• Material for the task:
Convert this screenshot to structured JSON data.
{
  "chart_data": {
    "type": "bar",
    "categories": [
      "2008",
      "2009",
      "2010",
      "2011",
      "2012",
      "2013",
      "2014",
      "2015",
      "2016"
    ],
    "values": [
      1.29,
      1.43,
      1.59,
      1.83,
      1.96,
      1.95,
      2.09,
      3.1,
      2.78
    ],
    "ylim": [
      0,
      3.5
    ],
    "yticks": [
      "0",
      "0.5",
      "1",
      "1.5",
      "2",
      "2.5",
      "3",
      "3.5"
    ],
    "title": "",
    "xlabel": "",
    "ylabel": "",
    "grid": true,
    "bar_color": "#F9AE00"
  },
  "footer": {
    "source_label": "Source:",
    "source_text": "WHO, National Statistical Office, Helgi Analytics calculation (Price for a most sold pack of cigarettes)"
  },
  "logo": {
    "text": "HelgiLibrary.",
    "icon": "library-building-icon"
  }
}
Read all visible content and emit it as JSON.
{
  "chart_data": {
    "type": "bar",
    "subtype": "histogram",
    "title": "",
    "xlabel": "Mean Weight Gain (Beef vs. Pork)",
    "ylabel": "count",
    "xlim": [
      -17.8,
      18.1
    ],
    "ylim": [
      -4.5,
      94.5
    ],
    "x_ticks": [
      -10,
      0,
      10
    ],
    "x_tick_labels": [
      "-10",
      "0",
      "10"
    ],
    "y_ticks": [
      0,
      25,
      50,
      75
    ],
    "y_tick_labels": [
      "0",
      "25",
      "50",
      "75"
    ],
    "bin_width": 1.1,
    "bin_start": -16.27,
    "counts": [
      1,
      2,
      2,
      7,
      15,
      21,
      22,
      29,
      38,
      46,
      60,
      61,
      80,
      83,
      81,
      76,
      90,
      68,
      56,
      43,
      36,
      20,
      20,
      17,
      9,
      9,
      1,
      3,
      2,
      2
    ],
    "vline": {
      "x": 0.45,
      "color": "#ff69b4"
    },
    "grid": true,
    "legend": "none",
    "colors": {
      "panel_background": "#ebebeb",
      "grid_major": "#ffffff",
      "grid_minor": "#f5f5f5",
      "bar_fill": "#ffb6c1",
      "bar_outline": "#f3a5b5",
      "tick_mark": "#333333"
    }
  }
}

• Task to complete: Go over the data above and copy every line that has the word "xlabel" in it.

• Result of the task:
    "xlabel": "",
    "xlabel": "Mean Weight Gain (Beef vs. Pork)",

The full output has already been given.